**TASK DETAILS**.
Return all lines below containing the word "Output".

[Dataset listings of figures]

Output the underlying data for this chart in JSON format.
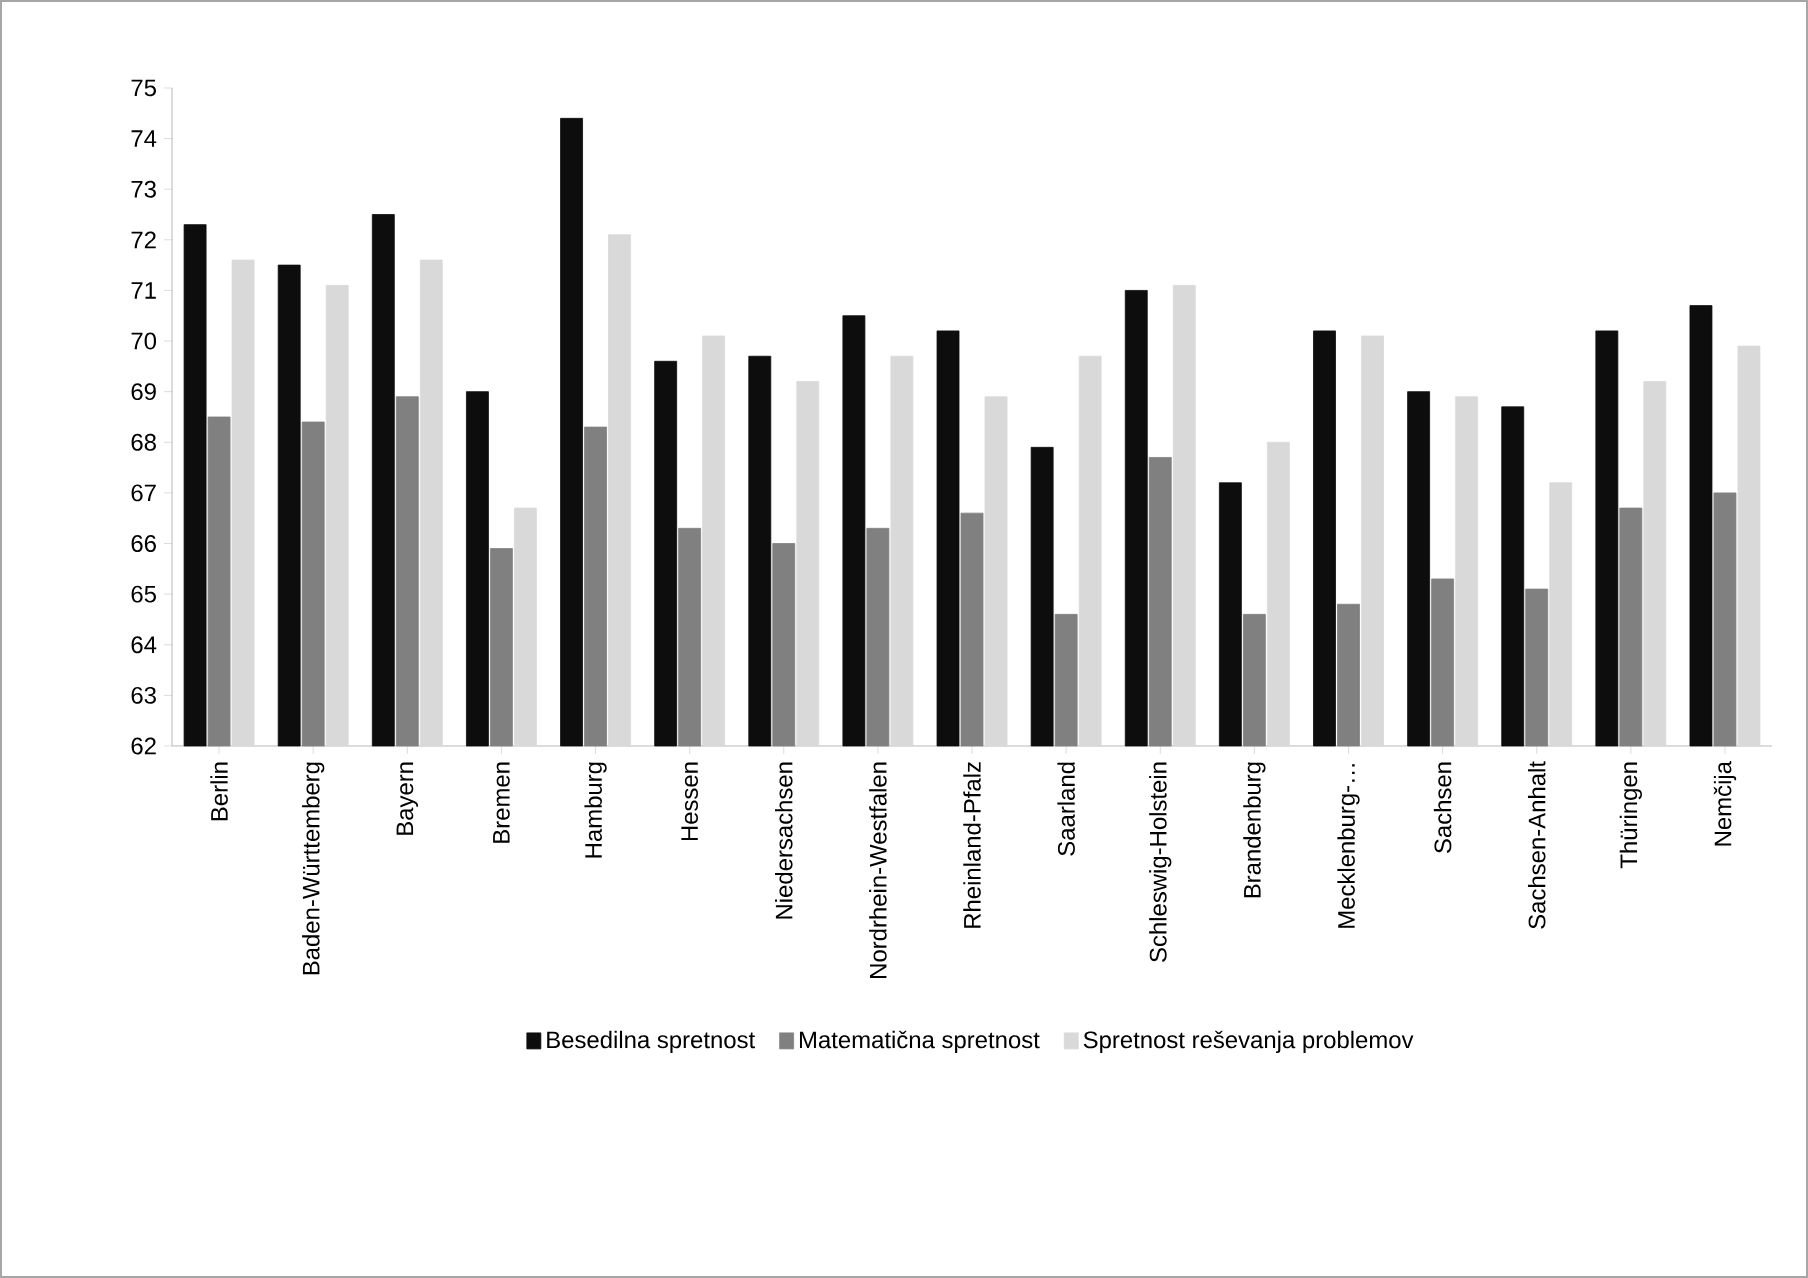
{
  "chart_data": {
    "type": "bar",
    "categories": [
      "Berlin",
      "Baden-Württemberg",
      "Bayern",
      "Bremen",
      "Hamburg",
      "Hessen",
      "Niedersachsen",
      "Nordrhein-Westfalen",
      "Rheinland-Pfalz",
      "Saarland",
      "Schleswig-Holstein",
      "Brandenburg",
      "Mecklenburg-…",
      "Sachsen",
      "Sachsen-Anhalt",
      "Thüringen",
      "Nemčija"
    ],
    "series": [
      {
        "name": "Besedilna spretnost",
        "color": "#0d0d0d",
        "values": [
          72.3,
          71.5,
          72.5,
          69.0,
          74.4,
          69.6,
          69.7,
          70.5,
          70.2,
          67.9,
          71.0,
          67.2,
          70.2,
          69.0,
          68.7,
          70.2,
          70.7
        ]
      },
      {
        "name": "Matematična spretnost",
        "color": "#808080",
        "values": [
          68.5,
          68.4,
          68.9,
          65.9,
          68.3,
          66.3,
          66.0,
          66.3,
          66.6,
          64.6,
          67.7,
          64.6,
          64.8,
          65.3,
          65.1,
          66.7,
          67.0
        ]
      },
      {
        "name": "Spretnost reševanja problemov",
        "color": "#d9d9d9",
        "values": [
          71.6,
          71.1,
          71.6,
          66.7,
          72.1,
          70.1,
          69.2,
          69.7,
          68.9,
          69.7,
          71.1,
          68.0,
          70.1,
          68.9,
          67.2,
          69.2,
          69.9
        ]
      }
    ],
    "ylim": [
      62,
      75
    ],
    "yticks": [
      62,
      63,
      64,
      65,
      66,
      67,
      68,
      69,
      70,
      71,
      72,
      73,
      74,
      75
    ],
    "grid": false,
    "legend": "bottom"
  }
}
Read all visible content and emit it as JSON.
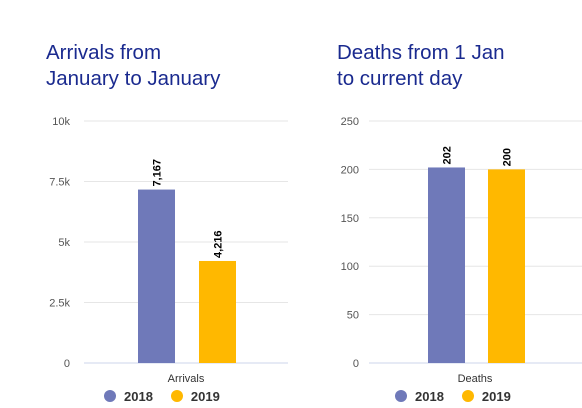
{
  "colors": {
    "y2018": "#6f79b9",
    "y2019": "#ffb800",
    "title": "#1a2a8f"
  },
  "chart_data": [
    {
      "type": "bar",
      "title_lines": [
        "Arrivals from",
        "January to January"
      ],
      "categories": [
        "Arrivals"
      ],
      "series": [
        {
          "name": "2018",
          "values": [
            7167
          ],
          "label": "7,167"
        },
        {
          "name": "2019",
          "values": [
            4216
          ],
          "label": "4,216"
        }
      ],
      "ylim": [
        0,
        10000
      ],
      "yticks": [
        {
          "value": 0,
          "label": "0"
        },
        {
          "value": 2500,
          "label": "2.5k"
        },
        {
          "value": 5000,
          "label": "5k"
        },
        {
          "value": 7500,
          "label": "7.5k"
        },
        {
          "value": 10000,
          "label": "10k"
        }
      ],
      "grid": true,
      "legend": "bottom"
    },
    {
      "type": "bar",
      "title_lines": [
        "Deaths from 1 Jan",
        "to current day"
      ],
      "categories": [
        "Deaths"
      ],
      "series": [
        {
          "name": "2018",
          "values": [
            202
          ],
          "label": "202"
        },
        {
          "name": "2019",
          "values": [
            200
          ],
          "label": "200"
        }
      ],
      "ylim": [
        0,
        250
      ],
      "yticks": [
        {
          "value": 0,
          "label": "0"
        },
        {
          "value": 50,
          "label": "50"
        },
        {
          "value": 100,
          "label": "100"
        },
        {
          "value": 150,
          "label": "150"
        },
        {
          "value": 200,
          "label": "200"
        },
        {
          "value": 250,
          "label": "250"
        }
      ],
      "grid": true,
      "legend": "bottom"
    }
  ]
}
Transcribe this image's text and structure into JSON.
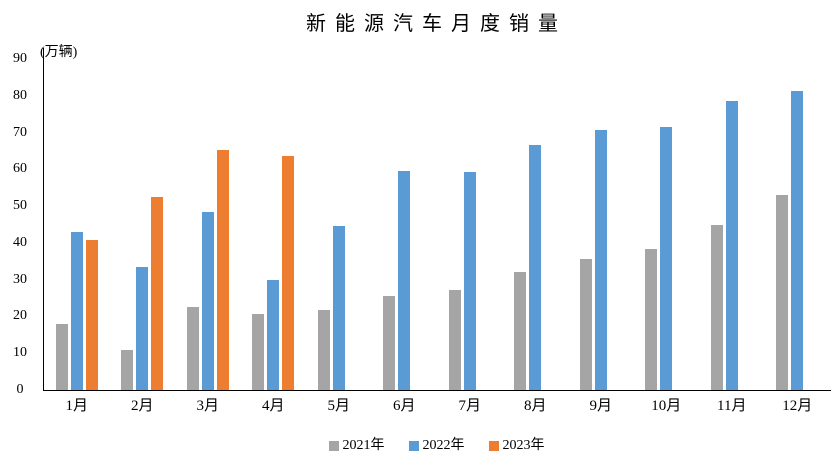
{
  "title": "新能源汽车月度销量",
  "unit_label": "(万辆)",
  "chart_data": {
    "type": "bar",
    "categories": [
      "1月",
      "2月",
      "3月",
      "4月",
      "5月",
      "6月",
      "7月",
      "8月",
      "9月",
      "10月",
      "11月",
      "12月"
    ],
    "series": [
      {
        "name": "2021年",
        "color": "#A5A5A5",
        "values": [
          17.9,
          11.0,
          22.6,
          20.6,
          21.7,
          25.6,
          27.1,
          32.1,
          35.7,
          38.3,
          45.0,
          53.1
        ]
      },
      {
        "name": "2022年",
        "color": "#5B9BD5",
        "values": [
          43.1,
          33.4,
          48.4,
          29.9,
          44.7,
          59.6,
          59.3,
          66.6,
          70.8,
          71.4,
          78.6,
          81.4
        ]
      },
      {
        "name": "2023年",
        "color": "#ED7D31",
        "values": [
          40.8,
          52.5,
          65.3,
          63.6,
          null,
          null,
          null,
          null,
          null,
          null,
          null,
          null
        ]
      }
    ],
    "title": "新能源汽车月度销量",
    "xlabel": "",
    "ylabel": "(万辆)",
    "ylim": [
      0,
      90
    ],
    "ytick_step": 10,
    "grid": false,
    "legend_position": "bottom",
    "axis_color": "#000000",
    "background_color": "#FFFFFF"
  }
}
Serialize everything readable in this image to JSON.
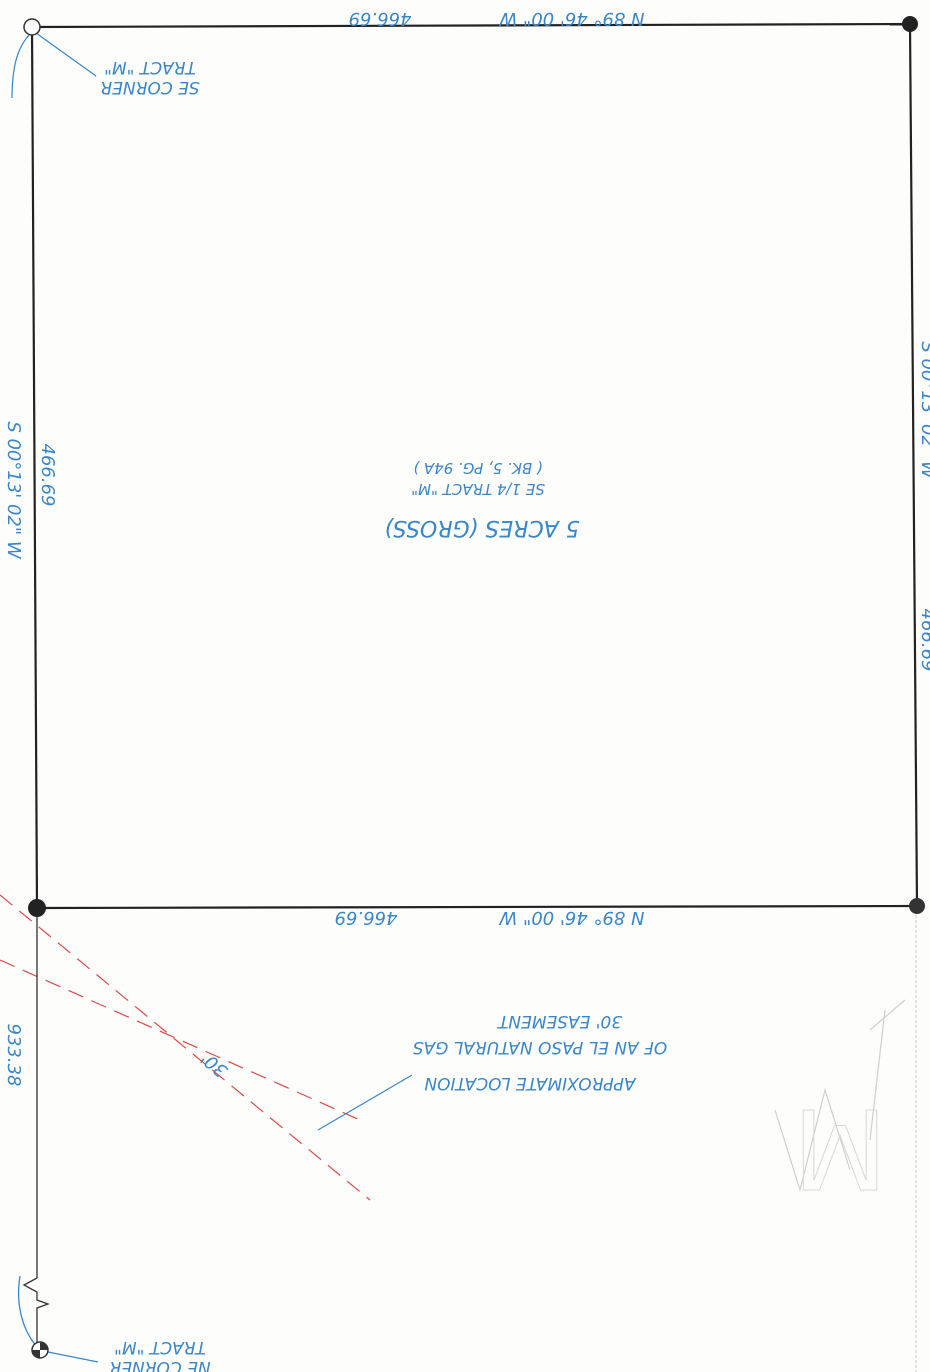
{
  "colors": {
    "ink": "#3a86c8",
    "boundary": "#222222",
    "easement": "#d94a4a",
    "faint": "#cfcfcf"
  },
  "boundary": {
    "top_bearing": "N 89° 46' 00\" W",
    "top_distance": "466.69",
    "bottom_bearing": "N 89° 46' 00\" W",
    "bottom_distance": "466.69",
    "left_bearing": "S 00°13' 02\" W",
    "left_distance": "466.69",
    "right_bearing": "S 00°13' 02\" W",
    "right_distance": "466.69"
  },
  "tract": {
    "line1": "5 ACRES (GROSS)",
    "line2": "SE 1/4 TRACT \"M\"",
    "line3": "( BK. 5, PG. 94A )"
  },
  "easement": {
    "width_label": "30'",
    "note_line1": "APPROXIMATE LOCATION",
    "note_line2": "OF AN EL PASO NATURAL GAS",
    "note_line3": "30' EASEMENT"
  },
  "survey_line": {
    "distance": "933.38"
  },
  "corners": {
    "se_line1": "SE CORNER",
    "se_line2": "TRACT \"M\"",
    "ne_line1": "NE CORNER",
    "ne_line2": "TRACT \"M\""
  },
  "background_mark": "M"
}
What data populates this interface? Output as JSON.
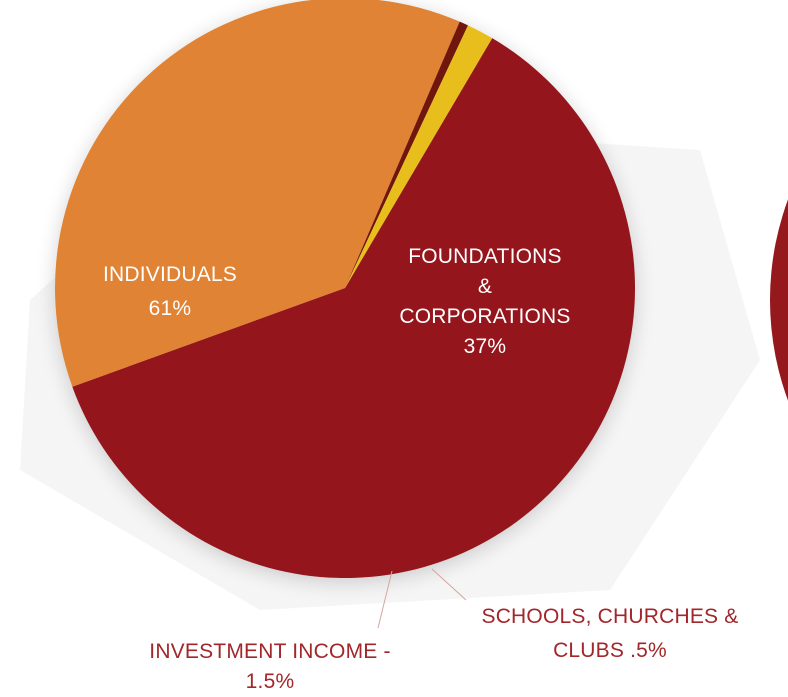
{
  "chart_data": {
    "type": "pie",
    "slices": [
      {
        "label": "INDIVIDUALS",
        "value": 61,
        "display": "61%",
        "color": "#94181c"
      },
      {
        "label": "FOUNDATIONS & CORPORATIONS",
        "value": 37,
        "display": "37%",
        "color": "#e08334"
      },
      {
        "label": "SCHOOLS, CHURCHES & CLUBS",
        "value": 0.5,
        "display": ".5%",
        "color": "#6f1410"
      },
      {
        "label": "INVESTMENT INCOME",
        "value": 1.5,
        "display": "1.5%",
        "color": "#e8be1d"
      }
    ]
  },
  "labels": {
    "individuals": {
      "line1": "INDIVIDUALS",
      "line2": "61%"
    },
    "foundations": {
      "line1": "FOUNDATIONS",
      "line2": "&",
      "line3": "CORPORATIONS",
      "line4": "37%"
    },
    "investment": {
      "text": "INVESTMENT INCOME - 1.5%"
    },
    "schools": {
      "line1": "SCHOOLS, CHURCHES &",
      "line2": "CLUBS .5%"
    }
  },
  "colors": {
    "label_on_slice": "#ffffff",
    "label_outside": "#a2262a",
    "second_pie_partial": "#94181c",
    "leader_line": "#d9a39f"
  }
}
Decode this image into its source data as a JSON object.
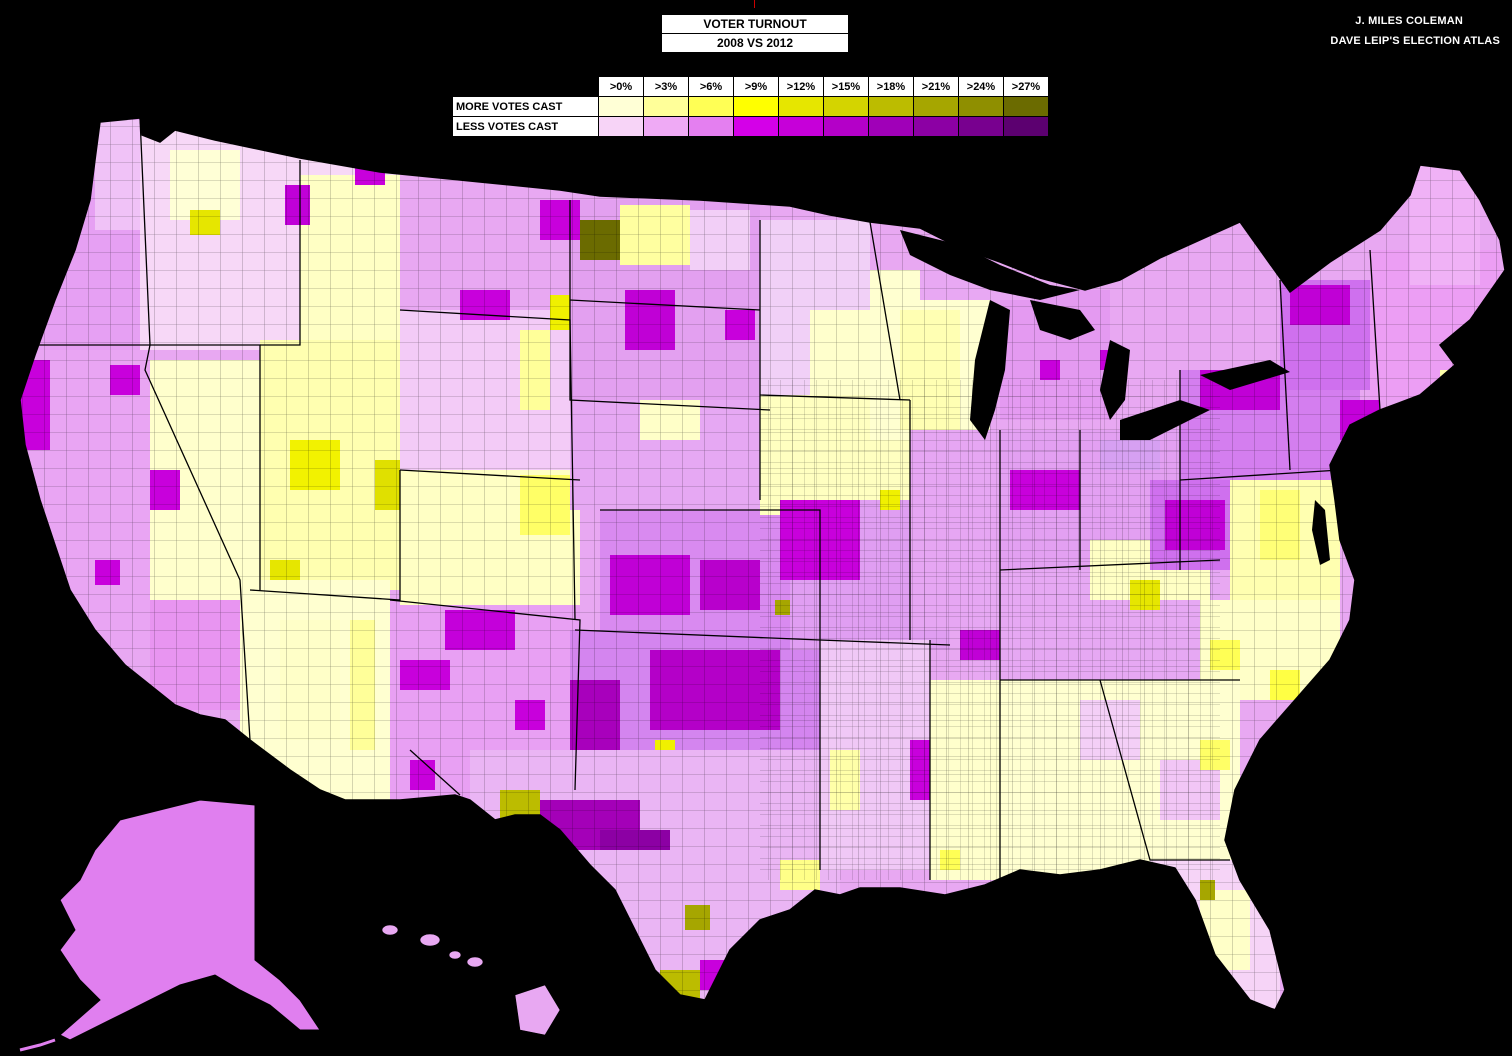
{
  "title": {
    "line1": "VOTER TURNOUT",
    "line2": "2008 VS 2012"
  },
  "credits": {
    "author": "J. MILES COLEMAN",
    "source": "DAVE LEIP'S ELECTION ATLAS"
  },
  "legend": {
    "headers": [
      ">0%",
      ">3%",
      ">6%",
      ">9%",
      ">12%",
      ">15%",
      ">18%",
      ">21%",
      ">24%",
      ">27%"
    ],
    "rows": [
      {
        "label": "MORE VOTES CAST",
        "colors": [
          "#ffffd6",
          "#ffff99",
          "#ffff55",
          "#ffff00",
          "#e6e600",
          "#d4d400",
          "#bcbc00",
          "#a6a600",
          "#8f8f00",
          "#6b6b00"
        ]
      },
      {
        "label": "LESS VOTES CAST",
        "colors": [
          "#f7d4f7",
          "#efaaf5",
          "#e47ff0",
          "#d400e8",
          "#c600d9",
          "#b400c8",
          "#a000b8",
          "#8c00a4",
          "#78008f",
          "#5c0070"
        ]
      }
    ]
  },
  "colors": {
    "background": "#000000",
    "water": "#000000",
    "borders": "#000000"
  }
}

**EXPECTED ANSWER**.
Output the underlying data for this chart in JSON format.
What data populates this interface? Output as JSON.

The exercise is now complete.